======== ENTRIES ========
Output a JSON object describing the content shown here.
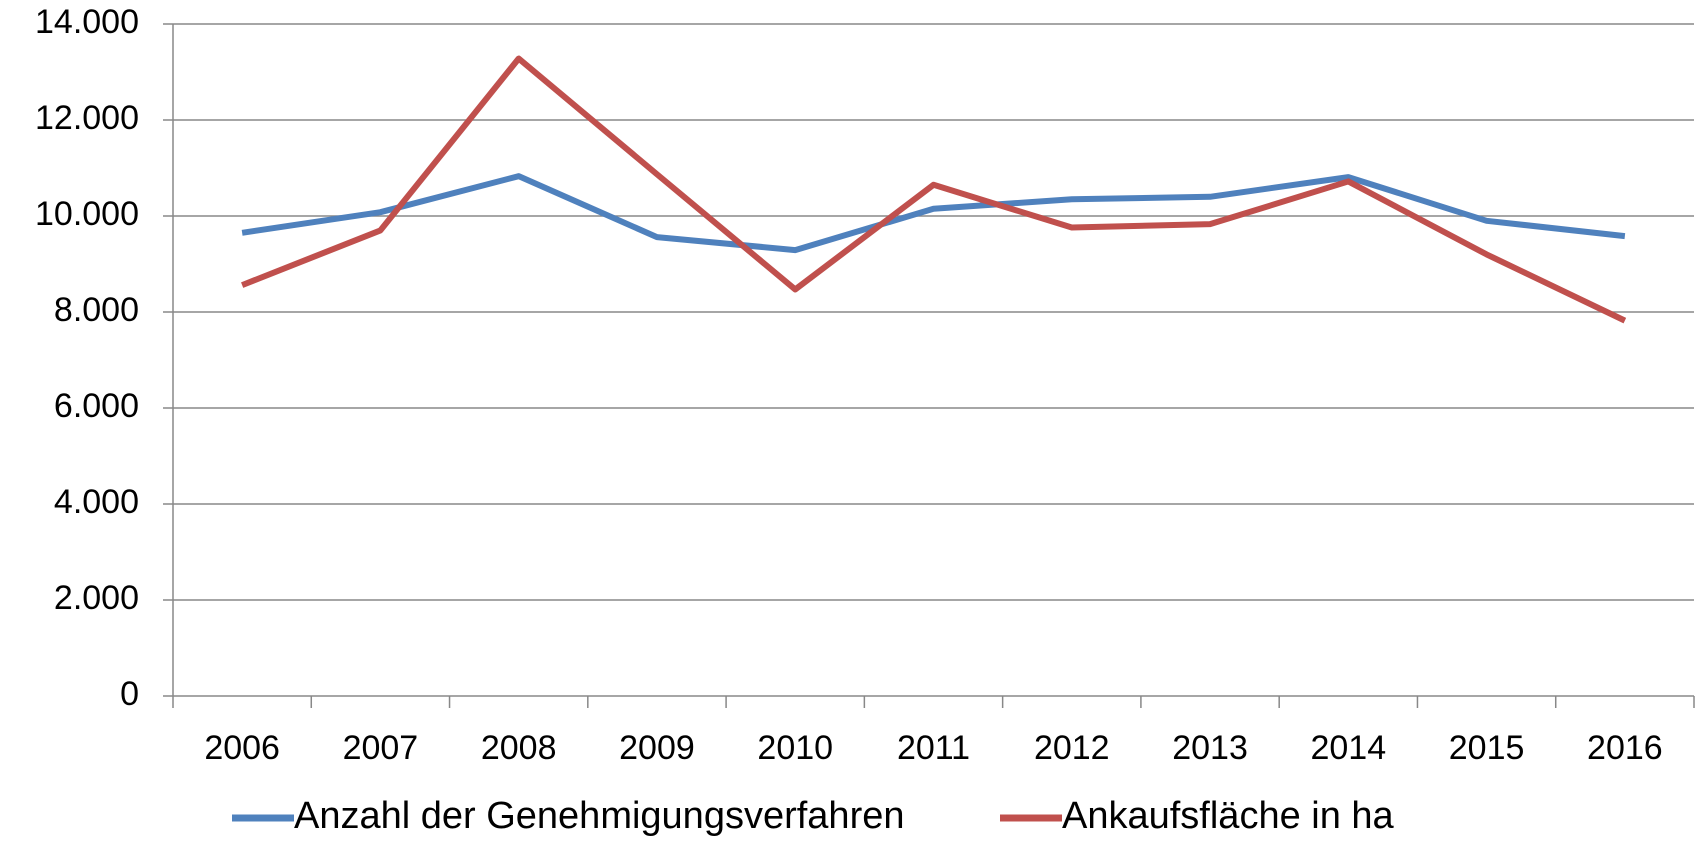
{
  "chart_data": {
    "type": "line",
    "categories": [
      "2006",
      "2007",
      "2008",
      "2009",
      "2010",
      "2011",
      "2012",
      "2013",
      "2014",
      "2015",
      "2016"
    ],
    "series": [
      {
        "name": "Anzahl der Genehmigungsverfahren",
        "color": "#4f81bd",
        "values": [
          9650,
          10080,
          10830,
          9560,
          9290,
          10150,
          10350,
          10400,
          10810,
          9900,
          9580
        ]
      },
      {
        "name": "Ankaufsfläche in ha",
        "color": "#c0504d",
        "values": [
          8560,
          9700,
          13280,
          10870,
          8470,
          10650,
          9760,
          9830,
          10720,
          9200,
          7820
        ]
      }
    ],
    "ylim": [
      0,
      14000
    ],
    "yticks": [
      0,
      {
        "value": 2000,
        "label": "2.000"
      },
      {
        "value": 4000,
        "label": "4.000"
      },
      {
        "value": 6000,
        "label": "6.000"
      },
      {
        "value": 8000,
        "label": "8.000"
      },
      {
        "value": 10000,
        "label": "10.000"
      },
      {
        "value": 12000,
        "label": "12.000"
      },
      {
        "value": 14000,
        "label": "14.000"
      }
    ],
    "grid": true,
    "legend": "bottom"
  }
}
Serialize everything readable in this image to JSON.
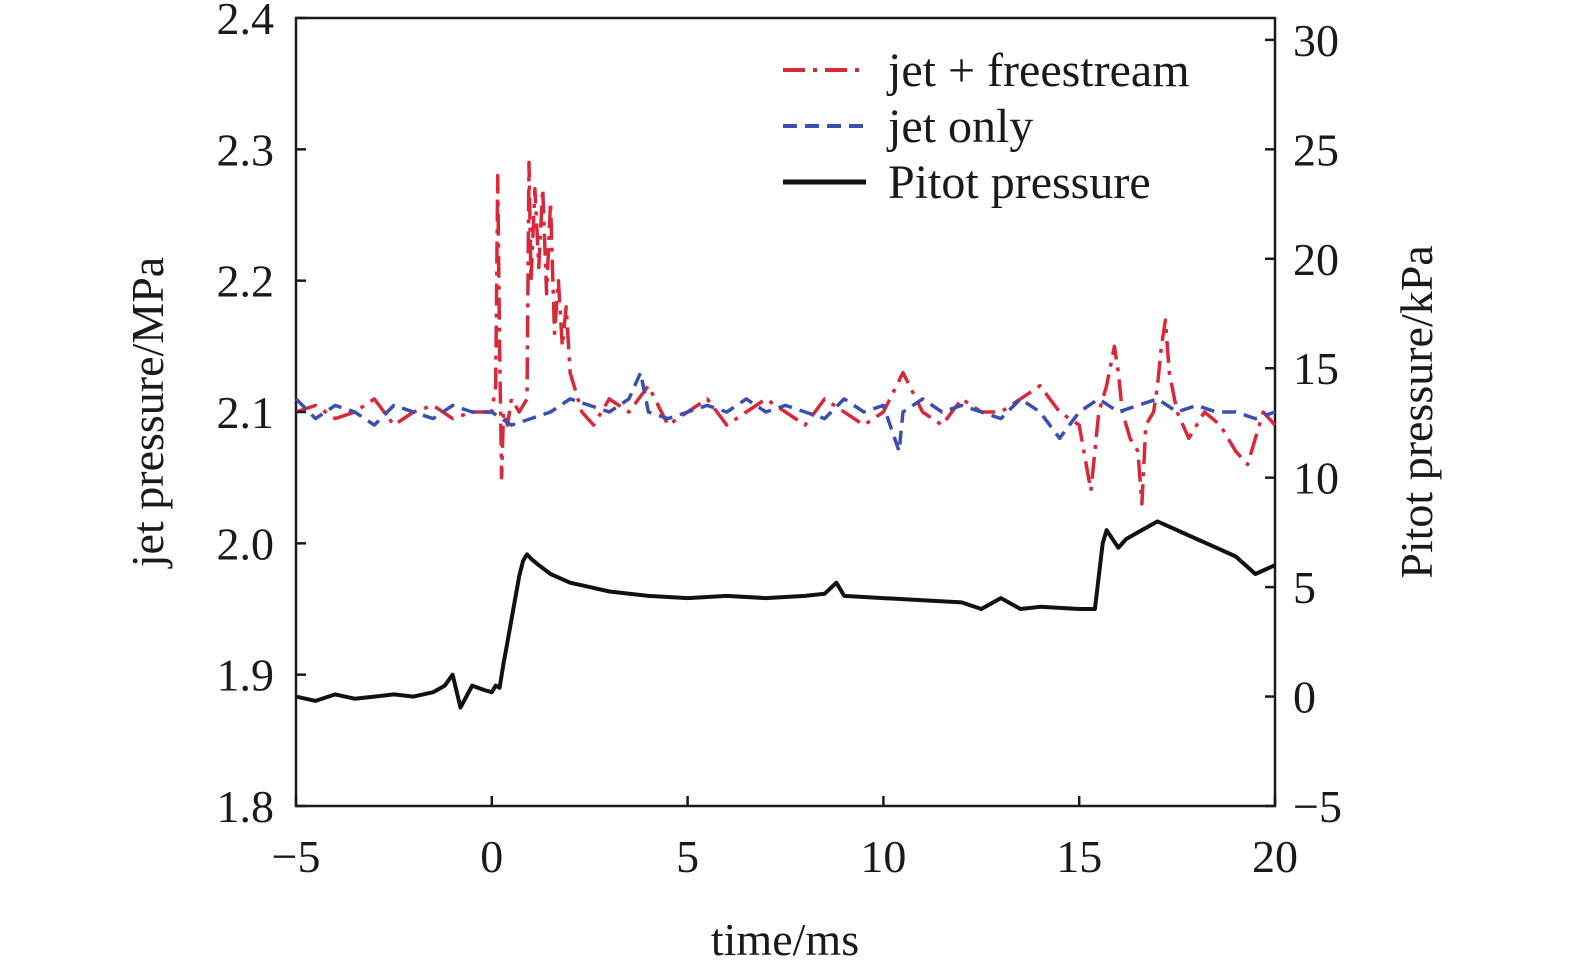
{
  "chart_data": {
    "type": "line",
    "x_axis": {
      "label": "time/ms",
      "range": [
        -5,
        20
      ],
      "ticks": [
        -5,
        0,
        5,
        10,
        15,
        20
      ],
      "tick_labels": [
        "−5",
        "0",
        "5",
        "10",
        "15",
        "20"
      ]
    },
    "y_left": {
      "label": "jet pressure/MPa",
      "range": [
        1.8,
        2.4
      ],
      "ticks": [
        1.8,
        1.9,
        2.0,
        2.1,
        2.2,
        2.3,
        2.4
      ],
      "tick_labels": [
        "1.8",
        "1.9",
        "2.0",
        "2.1",
        "2.2",
        "2.3",
        "2.4"
      ]
    },
    "y_right": {
      "label": "Pitot pressure/kPa",
      "range": [
        -5,
        31
      ],
      "ticks": [
        -5,
        0,
        5,
        10,
        15,
        20,
        25,
        30
      ],
      "tick_labels": [
        "−5",
        "0",
        "5",
        "10",
        "15",
        "20",
        "25",
        "30"
      ]
    },
    "grid": false,
    "legend_position": "top-right",
    "series": [
      {
        "name": "jet + freestream",
        "axis": "left",
        "color": "#d9283a",
        "style": "dash-dot",
        "x": [
          -5,
          -4.5,
          -4,
          -3.5,
          -3,
          -2.5,
          -2,
          -1.5,
          -1,
          -0.5,
          0,
          0.1,
          0.15,
          0.2,
          0.25,
          0.3,
          0.4,
          0.5,
          0.7,
          0.9,
          0.95,
          1.0,
          1.1,
          1.2,
          1.3,
          1.4,
          1.5,
          1.6,
          1.7,
          1.8,
          1.9,
          2.0,
          2.1,
          2.3,
          2.6,
          3,
          3.5,
          4,
          4.5,
          5,
          5.5,
          6,
          6.5,
          7,
          7.5,
          8,
          8.5,
          9,
          9.5,
          10,
          10.5,
          11,
          11.5,
          12,
          12.5,
          13,
          13.5,
          14,
          14.5,
          15,
          15.3,
          15.5,
          15.7,
          15.9,
          16.0,
          16.1,
          16.3,
          16.5,
          16.6,
          16.7,
          16.9,
          17.0,
          17.1,
          17.2,
          17.3,
          17.5,
          17.8,
          18.2,
          18.6,
          19.0,
          19.3,
          19.5,
          19.7,
          20
        ],
        "y": [
          2.1,
          2.105,
          2.095,
          2.1,
          2.11,
          2.09,
          2.1,
          2.105,
          2.095,
          2.1,
          2.1,
          2.12,
          2.28,
          2.15,
          2.05,
          2.1,
          2.09,
          2.11,
          2.1,
          2.11,
          2.29,
          2.2,
          2.27,
          2.21,
          2.27,
          2.19,
          2.26,
          2.16,
          2.2,
          2.15,
          2.18,
          2.13,
          2.12,
          2.1,
          2.09,
          2.11,
          2.1,
          2.12,
          2.09,
          2.1,
          2.11,
          2.09,
          2.1,
          2.11,
          2.1,
          2.09,
          2.11,
          2.1,
          2.09,
          2.1,
          2.13,
          2.1,
          2.09,
          2.11,
          2.1,
          2.1,
          2.11,
          2.12,
          2.1,
          2.09,
          2.04,
          2.1,
          2.12,
          2.15,
          2.13,
          2.1,
          2.08,
          2.07,
          2.03,
          2.09,
          2.1,
          2.12,
          2.15,
          2.17,
          2.13,
          2.1,
          2.08,
          2.1,
          2.09,
          2.07,
          2.06,
          2.08,
          2.1,
          2.09
        ]
      },
      {
        "name": "jet only",
        "axis": "left",
        "color": "#3b4fb0",
        "style": "dashed",
        "x": [
          -5,
          -4.5,
          -4,
          -3.5,
          -3,
          -2.5,
          -2,
          -1.5,
          -1,
          -0.5,
          0,
          0.5,
          1,
          1.5,
          2,
          2.5,
          3,
          3.5,
          3.8,
          4,
          4.5,
          5,
          5.5,
          6,
          6.5,
          7,
          7.5,
          8,
          8.5,
          9,
          9.5,
          10,
          10.4,
          10.5,
          11,
          11.5,
          12,
          12.5,
          13,
          13.5,
          14,
          14.5,
          15,
          15.5,
          16,
          16.5,
          17,
          17.5,
          18,
          18.5,
          19,
          19.5,
          20
        ],
        "y": [
          2.11,
          2.095,
          2.105,
          2.1,
          2.09,
          2.105,
          2.1,
          2.095,
          2.105,
          2.1,
          2.1,
          2.09,
          2.095,
          2.1,
          2.11,
          2.105,
          2.1,
          2.11,
          2.13,
          2.1,
          2.095,
          2.1,
          2.105,
          2.1,
          2.11,
          2.1,
          2.105,
          2.1,
          2.095,
          2.11,
          2.1,
          2.105,
          2.07,
          2.1,
          2.11,
          2.1,
          2.105,
          2.1,
          2.095,
          2.11,
          2.1,
          2.08,
          2.1,
          2.11,
          2.1,
          2.105,
          2.11,
          2.1,
          2.105,
          2.1,
          2.1,
          2.095,
          2.1
        ]
      },
      {
        "name": "Pitot pressure",
        "axis": "right",
        "color": "#111111",
        "style": "solid",
        "x": [
          -5,
          -4.5,
          -4,
          -3.5,
          -3,
          -2.5,
          -2,
          -1.5,
          -1.2,
          -1.0,
          -0.8,
          -0.5,
          -0.2,
          0,
          0.1,
          0.2,
          0.3,
          0.4,
          0.5,
          0.6,
          0.7,
          0.8,
          0.9,
          1.0,
          1.2,
          1.5,
          2.0,
          2.5,
          3,
          4,
          5,
          6,
          7,
          8,
          8.5,
          8.8,
          9,
          10,
          11,
          12,
          12.5,
          13,
          13.5,
          14,
          15,
          15.4,
          15.5,
          15.6,
          15.7,
          16.0,
          16.2,
          16.5,
          17,
          17.5,
          18,
          18.5,
          19,
          19.5,
          20
        ],
        "y": [
          0.0,
          -0.2,
          0.1,
          -0.1,
          0.0,
          0.1,
          0.0,
          0.2,
          0.5,
          1.0,
          -0.5,
          0.5,
          0.3,
          0.2,
          0.5,
          0.4,
          1.5,
          2.5,
          3.5,
          4.5,
          5.5,
          6.2,
          6.5,
          6.3,
          6.0,
          5.6,
          5.2,
          5.0,
          4.8,
          4.6,
          4.5,
          4.6,
          4.5,
          4.6,
          4.7,
          5.2,
          4.6,
          4.5,
          4.4,
          4.3,
          4.0,
          4.5,
          4.0,
          4.1,
          4.0,
          4.0,
          5.5,
          7.0,
          7.6,
          6.8,
          7.2,
          7.5,
          8.0,
          7.6,
          7.2,
          6.8,
          6.4,
          5.6,
          6.0
        ]
      }
    ]
  }
}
========
From the data above, show each line that contains "style".

        "style": "dash-dot",
        "style": "dashed",
        "style": "solid",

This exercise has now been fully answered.